:: Data to use ::
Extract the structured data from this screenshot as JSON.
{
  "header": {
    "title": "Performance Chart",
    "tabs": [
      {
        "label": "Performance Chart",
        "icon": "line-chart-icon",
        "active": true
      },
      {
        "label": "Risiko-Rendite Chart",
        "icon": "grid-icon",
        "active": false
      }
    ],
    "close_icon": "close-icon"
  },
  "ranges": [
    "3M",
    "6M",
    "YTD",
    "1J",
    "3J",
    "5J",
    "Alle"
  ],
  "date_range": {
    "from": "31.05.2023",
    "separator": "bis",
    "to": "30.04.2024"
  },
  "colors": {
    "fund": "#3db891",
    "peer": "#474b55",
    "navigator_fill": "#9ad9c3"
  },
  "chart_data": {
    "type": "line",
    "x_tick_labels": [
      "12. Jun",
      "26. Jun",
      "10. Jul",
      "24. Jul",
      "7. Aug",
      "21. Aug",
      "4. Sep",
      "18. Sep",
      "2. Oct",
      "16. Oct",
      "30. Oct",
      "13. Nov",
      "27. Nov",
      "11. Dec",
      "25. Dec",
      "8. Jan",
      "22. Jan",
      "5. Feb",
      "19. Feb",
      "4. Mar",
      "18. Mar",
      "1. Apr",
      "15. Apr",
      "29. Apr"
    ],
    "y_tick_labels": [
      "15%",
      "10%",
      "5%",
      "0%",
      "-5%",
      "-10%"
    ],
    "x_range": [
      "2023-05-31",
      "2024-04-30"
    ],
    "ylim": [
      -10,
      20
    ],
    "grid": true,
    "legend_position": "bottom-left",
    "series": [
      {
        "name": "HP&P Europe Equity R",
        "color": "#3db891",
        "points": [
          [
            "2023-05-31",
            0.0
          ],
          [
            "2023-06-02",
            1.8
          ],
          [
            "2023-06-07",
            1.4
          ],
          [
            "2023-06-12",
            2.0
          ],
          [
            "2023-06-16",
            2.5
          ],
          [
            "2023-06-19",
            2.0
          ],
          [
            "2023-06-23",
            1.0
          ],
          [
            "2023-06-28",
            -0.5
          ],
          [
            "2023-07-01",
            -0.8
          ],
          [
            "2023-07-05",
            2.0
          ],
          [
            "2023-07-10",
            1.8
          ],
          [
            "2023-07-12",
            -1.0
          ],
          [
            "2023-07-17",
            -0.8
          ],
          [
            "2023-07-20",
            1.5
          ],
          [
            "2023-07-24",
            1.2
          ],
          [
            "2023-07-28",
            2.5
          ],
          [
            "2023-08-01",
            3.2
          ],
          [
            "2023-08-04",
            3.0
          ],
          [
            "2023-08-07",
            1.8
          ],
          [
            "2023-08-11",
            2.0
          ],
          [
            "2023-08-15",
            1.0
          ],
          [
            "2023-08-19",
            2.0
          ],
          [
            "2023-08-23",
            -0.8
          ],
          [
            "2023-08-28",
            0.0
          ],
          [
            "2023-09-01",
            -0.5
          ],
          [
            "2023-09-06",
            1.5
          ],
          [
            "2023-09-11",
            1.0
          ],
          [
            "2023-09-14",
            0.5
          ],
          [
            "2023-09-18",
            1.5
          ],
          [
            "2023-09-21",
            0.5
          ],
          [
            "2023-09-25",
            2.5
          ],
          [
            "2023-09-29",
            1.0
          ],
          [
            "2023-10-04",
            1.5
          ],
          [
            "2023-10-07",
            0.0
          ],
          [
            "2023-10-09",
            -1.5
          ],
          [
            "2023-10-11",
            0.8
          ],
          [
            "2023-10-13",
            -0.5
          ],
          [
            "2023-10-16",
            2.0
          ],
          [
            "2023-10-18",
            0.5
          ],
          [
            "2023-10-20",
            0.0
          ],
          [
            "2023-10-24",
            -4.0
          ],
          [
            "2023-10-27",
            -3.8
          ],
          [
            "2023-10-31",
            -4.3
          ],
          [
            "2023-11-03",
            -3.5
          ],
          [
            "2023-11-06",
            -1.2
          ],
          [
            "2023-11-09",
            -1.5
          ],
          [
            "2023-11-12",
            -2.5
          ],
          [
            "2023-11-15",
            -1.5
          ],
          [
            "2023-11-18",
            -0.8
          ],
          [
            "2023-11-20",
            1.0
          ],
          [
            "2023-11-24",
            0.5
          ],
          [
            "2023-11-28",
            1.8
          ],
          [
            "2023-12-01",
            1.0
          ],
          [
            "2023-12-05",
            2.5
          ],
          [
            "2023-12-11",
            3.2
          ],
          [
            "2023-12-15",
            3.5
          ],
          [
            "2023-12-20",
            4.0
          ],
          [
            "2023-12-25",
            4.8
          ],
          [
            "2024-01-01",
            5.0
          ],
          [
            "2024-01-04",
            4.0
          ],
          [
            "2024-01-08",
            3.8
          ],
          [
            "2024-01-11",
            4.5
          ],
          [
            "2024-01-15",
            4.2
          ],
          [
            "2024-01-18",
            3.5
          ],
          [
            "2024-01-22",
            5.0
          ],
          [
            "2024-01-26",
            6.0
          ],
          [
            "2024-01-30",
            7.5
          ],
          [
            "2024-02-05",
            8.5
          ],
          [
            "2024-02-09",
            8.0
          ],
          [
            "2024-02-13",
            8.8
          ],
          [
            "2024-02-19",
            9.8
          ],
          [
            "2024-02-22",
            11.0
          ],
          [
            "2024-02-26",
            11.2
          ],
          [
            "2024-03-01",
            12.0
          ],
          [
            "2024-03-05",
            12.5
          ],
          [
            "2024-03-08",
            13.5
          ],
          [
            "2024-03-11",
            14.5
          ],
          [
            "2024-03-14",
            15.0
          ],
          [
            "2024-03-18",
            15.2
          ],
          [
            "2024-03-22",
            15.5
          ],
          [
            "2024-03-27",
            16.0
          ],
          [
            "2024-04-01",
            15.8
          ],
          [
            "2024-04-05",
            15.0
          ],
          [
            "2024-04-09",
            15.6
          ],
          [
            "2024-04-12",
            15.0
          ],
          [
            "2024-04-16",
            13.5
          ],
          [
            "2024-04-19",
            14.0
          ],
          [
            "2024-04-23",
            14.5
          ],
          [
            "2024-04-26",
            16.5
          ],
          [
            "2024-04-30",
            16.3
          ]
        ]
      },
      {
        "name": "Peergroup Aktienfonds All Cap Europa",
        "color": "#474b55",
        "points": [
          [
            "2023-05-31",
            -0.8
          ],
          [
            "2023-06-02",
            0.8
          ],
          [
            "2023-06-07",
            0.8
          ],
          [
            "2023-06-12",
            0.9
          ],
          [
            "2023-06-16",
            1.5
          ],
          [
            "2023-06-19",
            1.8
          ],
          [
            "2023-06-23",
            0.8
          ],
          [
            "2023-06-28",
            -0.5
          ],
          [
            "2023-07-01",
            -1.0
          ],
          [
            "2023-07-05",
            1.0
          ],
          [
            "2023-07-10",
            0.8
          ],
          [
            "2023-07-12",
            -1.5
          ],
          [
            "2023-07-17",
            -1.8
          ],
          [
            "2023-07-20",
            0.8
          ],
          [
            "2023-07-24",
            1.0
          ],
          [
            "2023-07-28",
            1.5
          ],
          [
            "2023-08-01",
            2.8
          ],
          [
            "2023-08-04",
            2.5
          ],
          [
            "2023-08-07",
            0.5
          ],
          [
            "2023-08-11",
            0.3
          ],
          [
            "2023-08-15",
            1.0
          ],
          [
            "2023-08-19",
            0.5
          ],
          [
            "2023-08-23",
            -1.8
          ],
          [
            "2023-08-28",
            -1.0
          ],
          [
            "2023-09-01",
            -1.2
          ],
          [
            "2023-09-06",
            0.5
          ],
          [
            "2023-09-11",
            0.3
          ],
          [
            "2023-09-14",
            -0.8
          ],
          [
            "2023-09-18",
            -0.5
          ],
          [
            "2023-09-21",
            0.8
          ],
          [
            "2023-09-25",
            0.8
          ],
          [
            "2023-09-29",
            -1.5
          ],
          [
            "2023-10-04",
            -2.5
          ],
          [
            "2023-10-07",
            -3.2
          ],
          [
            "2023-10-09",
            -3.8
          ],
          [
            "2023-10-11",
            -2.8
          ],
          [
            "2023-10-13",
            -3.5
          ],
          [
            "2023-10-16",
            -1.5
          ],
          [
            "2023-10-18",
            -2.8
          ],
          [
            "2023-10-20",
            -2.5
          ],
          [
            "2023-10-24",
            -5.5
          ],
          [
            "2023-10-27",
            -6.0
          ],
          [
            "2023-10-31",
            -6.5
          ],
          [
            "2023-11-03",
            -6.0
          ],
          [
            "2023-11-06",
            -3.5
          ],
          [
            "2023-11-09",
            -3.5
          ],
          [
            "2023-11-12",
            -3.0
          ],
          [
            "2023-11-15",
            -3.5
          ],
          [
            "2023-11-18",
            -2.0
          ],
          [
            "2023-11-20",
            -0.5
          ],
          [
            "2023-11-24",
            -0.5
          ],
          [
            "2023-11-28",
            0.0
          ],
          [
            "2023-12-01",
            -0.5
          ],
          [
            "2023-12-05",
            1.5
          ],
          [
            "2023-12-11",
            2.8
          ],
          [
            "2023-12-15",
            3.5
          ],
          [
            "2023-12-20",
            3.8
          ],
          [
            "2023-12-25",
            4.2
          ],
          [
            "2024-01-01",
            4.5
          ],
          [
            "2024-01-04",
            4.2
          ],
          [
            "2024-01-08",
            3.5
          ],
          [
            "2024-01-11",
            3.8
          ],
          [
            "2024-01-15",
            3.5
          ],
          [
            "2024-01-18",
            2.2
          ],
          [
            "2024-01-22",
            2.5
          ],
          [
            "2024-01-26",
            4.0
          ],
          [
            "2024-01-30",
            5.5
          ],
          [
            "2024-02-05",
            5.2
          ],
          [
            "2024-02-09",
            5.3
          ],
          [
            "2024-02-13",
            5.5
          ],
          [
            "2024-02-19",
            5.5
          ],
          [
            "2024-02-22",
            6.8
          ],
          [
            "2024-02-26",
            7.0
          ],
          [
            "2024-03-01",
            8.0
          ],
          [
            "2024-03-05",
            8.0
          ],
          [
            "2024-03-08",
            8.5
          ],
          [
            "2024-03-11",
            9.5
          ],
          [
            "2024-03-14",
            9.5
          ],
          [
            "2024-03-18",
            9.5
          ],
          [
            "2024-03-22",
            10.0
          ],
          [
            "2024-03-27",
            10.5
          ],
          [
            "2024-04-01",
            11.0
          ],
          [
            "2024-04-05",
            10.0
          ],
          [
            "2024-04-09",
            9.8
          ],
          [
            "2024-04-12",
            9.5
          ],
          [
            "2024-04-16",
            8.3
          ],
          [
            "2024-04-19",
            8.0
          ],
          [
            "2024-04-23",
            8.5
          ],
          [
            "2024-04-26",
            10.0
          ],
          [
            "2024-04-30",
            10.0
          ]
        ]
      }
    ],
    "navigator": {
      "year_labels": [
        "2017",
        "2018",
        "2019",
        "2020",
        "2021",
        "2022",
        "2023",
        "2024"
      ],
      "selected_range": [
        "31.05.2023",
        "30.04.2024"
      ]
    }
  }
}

:: Exercise goal ::
Find the word "name" in the entries, and copy every line it shows up in.

:: Final result ::
        "name": "HP&P Europe Equity R",
        "name": "Peergroup Aktienfonds All Cap Europa",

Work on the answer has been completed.